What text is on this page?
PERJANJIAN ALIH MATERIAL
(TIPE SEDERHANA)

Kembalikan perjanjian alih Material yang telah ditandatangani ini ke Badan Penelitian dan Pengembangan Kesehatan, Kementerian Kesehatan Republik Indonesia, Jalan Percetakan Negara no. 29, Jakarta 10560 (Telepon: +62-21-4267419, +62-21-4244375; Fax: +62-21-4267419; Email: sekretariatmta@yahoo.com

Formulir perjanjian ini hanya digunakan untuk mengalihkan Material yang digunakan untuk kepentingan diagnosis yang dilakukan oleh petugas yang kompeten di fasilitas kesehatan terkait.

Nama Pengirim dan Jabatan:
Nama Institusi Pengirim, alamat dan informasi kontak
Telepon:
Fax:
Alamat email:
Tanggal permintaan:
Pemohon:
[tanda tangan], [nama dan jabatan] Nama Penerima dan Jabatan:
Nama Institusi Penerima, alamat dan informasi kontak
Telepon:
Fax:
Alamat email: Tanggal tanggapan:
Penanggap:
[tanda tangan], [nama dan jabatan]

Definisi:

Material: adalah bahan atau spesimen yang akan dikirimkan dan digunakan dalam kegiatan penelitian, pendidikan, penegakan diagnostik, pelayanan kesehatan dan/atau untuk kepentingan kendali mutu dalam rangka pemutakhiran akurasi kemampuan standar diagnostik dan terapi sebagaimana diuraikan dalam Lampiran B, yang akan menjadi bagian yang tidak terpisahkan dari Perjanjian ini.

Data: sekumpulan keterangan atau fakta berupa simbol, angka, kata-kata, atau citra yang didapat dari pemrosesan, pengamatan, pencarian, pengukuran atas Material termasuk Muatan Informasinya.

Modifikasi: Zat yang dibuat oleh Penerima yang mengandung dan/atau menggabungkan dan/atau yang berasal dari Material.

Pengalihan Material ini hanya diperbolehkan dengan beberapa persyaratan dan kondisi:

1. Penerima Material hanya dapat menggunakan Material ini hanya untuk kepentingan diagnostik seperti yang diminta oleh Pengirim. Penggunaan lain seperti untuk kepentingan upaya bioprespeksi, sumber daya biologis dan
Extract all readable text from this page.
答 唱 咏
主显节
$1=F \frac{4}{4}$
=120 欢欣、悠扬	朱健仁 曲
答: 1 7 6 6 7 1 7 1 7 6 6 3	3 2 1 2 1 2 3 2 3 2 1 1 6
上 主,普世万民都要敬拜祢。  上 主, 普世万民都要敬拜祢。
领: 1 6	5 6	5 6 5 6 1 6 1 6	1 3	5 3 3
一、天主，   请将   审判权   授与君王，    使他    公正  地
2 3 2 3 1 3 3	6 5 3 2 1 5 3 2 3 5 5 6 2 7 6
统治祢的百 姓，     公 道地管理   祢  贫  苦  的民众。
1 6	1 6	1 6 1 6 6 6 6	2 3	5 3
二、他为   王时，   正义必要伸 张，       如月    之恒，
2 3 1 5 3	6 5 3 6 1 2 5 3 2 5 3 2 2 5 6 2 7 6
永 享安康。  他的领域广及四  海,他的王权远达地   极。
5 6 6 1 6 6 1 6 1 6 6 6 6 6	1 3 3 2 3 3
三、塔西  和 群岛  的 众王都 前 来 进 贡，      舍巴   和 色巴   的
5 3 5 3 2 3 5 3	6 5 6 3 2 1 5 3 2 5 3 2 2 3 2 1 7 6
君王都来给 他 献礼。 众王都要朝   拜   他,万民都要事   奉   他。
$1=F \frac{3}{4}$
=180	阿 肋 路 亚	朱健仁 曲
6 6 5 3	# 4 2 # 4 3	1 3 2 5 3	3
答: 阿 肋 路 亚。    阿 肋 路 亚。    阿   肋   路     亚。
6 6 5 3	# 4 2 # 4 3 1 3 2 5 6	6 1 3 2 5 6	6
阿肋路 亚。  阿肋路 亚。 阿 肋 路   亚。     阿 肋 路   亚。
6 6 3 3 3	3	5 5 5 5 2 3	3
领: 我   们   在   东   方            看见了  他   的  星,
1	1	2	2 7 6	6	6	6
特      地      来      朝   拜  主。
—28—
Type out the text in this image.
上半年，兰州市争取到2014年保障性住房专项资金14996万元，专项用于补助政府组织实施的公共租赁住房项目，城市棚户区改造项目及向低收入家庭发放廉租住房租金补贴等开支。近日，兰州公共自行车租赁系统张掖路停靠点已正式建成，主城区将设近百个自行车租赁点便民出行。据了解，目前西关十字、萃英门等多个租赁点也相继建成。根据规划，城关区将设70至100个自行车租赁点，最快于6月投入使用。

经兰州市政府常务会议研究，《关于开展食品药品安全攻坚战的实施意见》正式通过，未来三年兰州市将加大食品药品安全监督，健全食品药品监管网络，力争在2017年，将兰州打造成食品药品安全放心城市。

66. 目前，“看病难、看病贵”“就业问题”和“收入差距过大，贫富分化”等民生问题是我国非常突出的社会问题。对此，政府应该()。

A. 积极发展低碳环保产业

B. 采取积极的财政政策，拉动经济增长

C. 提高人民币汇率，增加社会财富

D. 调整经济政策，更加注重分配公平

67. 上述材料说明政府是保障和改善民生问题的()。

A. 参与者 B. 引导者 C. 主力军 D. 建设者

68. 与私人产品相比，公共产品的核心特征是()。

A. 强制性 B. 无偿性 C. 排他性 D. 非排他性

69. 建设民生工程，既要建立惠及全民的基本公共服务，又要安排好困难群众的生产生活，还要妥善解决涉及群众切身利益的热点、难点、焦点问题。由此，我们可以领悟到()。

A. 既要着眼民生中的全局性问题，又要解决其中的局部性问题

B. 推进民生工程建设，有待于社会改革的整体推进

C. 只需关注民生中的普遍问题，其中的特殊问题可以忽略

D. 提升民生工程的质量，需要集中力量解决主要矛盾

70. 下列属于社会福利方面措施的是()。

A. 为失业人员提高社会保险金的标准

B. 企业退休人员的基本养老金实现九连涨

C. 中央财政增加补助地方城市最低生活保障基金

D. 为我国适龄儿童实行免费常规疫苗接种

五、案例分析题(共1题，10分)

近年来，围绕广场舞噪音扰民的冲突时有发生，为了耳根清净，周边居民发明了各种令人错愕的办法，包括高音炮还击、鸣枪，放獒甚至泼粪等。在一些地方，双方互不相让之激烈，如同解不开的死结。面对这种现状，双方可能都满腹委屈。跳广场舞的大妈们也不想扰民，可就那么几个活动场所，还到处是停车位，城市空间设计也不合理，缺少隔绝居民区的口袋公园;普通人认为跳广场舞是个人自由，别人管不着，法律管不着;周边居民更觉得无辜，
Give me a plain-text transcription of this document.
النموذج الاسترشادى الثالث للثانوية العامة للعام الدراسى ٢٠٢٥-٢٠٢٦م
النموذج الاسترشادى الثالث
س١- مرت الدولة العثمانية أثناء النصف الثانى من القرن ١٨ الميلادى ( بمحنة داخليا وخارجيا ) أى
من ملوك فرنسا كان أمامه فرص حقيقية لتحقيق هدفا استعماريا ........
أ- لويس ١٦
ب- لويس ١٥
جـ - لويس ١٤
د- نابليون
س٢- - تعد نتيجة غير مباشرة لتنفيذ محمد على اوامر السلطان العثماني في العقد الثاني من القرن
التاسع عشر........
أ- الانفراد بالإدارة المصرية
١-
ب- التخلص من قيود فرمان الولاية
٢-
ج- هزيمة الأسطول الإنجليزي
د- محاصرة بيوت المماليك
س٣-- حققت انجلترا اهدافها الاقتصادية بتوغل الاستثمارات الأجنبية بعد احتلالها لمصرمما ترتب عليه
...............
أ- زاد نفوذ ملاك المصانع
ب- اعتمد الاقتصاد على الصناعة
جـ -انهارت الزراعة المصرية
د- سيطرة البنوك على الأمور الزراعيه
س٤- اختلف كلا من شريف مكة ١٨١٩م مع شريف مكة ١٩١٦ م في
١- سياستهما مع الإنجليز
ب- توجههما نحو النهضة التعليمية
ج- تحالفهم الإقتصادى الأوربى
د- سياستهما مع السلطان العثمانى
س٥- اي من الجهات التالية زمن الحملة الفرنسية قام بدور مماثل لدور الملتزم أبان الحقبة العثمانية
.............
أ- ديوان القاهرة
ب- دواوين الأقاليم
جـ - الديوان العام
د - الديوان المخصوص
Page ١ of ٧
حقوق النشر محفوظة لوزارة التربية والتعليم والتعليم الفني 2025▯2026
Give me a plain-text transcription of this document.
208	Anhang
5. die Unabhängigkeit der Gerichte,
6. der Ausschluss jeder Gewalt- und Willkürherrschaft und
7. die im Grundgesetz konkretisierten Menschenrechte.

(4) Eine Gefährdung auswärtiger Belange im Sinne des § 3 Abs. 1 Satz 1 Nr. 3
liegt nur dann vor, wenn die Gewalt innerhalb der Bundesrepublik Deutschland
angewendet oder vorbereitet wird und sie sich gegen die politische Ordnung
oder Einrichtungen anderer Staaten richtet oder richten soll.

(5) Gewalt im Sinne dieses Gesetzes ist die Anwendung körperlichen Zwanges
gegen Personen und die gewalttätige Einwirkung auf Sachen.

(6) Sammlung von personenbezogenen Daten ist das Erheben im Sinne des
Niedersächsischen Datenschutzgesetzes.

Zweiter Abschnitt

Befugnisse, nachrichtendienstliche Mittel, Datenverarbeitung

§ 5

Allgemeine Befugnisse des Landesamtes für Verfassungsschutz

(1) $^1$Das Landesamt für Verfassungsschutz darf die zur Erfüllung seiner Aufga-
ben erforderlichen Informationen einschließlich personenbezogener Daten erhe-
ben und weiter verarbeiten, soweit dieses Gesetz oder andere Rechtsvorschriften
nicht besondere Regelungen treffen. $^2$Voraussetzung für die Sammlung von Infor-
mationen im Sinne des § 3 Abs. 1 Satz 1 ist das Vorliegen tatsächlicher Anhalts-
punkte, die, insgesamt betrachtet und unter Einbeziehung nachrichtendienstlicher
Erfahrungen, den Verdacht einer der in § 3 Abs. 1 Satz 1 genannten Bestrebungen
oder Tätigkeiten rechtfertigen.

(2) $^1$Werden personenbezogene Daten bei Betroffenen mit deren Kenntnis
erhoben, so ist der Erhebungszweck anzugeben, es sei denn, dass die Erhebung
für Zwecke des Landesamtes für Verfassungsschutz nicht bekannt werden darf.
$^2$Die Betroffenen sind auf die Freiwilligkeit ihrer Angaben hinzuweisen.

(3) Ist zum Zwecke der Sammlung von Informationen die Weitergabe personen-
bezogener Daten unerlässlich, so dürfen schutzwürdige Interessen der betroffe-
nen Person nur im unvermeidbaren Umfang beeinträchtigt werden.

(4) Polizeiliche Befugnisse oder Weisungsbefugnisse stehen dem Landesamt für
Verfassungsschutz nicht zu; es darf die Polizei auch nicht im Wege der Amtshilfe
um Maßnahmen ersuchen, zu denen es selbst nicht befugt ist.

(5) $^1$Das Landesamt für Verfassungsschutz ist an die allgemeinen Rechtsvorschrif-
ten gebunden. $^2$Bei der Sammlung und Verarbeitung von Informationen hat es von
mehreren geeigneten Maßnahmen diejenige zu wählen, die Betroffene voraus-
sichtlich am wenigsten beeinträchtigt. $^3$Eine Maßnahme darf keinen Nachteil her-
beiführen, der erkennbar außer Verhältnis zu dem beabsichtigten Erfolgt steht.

◆ Task description: Report each line in the preceding entries that holds the string "beeinträchtigt".

◆ Result of the task:
nen Person nur im unvermeidbaren Umfang beeinträchtigt werden.
sichtlich am wenigsten beeinträchtigt. $^3$Eine Maßnahme darf keinen Nachteil her-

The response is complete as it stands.